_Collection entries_
___

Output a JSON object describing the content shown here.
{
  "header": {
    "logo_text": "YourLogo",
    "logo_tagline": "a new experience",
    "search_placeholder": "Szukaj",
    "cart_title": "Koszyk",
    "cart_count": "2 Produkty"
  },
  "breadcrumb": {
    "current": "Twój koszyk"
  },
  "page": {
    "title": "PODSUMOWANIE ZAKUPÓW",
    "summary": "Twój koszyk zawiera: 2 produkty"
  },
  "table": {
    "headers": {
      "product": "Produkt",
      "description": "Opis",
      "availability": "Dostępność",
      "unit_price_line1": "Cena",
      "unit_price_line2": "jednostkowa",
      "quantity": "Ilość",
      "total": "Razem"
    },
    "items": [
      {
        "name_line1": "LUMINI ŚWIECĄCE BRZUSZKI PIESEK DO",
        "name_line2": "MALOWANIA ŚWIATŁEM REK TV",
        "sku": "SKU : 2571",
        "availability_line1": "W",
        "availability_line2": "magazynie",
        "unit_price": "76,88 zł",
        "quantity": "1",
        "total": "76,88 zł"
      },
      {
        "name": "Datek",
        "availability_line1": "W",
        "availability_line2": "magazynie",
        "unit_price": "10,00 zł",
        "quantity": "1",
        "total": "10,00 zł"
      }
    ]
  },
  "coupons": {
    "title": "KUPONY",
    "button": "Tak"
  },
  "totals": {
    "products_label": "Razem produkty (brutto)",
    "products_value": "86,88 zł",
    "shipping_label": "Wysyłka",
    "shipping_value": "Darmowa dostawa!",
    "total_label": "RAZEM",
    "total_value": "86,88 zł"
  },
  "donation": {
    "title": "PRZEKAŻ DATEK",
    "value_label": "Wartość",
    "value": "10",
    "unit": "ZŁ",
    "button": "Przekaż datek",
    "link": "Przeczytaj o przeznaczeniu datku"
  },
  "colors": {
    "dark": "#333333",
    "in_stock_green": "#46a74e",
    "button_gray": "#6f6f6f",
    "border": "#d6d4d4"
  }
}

___

_DO THIS_
Above are the records; retype them all without a single difference.

_WRITTEN RESPONSE_
Output a JSON object describing the content shown here.
{
  "header": {
    "logo_text": "YourLogo",
    "logo_tagline": "a new experience",
    "search_placeholder": "Szukaj",
    "cart_title": "Koszyk",
    "cart_count": "2 Produkty"
  },
  "breadcrumb": {
    "current": "Twój koszyk"
  },
  "page": {
    "title": "PODSUMOWANIE ZAKUPÓW",
    "summary": "Twój koszyk zawiera: 2 produkty"
  },
  "table": {
    "headers": {
      "product": "Produkt",
      "description": "Opis",
      "availability": "Dostępność",
      "unit_price_line1": "Cena",
      "unit_price_line2": "jednostkowa",
      "quantity": "Ilość",
      "total": "Razem"
    },
    "items": [
      {
        "name_line1": "LUMINI ŚWIECĄCE BRZUSZKI PIESEK DO",
        "name_line2": "MALOWANIA ŚWIATŁEM REK TV",
        "sku": "SKU : 2571",
        "availability_line1": "W",
        "availability_line2": "magazynie",
        "unit_price": "76,88 zł",
        "quantity": "1",
        "total": "76,88 zł"
      },
      {
        "name": "Datek",
        "availability_line1": "W",
        "availability_line2": "magazynie",
        "unit_price": "10,00 zł",
        "quantity": "1",
        "total": "10,00 zł"
      }
    ]
  },
  "coupons": {
    "title": "KUPONY",
    "button": "Tak"
  },
  "totals": {
    "products_label": "Razem produkty (brutto)",
    "products_value": "86,88 zł",
    "shipping_label": "Wysyłka",
    "shipping_value": "Darmowa dostawa!",
    "total_label": "RAZEM",
    "total_value": "86,88 zł"
  },
  "donation": {
    "title": "PRZEKAŻ DATEK",
    "value_label": "Wartość",
    "value": "10",
    "unit": "ZŁ",
    "button": "Przekaż datek",
    "link": "Przeczytaj o przeznaczeniu datku"
  },
  "colors": {
    "dark": "#333333",
    "in_stock_green": "#46a74e",
    "button_gray": "#6f6f6f",
    "border": "#d6d4d4"
  }
}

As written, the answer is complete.